(Extracted data entries)
++++++++++++++++++++

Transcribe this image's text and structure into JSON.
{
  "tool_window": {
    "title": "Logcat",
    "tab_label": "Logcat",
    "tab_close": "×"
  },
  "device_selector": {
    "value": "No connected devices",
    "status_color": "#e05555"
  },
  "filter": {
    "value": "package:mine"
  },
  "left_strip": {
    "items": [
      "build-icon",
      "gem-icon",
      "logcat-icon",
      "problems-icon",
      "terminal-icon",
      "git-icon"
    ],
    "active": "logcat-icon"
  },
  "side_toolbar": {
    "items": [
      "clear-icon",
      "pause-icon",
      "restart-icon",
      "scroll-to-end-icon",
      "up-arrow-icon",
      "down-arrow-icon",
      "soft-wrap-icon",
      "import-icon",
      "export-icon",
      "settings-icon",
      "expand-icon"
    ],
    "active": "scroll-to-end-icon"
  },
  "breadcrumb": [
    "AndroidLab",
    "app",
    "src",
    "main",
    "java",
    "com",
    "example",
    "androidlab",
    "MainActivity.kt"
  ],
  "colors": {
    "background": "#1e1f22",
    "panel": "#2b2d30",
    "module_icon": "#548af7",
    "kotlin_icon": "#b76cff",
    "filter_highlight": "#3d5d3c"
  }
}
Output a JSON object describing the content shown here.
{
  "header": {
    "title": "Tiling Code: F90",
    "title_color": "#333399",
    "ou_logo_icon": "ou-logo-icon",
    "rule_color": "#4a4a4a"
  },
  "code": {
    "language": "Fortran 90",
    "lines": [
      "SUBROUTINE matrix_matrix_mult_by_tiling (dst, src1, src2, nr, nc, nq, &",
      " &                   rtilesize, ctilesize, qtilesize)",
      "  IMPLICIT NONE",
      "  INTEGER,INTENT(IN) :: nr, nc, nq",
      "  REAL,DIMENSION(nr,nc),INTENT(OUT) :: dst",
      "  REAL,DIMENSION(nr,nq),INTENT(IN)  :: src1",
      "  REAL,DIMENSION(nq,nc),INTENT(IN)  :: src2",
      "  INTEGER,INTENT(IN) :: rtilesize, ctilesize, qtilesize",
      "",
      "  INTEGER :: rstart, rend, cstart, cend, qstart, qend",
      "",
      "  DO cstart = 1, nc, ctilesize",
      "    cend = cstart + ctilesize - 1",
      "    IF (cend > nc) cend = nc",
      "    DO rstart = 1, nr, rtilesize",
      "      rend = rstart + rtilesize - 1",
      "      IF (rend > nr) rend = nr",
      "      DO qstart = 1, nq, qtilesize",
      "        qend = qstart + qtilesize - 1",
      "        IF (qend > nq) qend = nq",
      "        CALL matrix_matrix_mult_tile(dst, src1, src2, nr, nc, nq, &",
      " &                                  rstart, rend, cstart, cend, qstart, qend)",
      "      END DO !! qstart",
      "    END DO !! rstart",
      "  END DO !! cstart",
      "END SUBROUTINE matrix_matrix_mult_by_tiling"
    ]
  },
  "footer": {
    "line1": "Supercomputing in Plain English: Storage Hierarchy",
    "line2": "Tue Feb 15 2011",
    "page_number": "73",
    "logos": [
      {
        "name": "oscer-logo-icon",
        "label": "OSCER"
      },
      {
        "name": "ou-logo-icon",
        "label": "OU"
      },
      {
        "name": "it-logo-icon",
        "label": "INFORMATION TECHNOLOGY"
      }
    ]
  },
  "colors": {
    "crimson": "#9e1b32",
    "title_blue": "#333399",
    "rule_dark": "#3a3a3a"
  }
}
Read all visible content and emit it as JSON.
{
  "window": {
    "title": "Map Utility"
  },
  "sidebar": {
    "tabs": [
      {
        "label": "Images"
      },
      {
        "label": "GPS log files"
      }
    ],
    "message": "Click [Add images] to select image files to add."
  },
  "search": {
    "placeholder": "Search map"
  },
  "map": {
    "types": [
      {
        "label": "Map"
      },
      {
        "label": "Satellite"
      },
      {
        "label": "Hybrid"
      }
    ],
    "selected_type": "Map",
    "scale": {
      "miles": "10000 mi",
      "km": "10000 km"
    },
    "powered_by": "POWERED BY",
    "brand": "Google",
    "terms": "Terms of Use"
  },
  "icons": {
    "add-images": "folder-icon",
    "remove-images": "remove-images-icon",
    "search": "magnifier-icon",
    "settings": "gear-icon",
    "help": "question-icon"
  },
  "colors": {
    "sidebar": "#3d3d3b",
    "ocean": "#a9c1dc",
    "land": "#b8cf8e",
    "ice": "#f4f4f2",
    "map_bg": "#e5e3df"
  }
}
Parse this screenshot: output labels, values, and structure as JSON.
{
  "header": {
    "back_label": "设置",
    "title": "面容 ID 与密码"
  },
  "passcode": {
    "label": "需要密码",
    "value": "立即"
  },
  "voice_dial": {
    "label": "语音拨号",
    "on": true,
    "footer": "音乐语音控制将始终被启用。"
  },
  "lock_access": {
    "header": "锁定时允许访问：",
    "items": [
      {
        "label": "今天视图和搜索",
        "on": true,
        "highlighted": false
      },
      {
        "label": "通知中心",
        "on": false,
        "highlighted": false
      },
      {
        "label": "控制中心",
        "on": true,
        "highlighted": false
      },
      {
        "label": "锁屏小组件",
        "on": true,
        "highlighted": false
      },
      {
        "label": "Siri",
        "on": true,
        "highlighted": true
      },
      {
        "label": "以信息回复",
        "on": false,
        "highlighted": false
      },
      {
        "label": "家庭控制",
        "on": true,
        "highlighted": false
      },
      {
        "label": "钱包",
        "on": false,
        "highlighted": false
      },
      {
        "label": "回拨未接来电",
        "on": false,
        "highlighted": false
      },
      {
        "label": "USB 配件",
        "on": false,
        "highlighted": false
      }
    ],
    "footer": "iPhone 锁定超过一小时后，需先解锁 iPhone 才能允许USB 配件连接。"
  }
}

++++++++++++++++++++

▸ YOUR INSTRUCTIONS: Pull out each line of the entries that contains "DIMENSION".

▸ RESULT BELOW:
      "  REAL,DIMENSION(nr,nc),INTENT(OUT) :: dst",
      "  REAL,DIMENSION(nr,nq),INTENT(IN)  :: src1",
      "  REAL,DIMENSION(nq,nc),INTENT(IN)  :: src2",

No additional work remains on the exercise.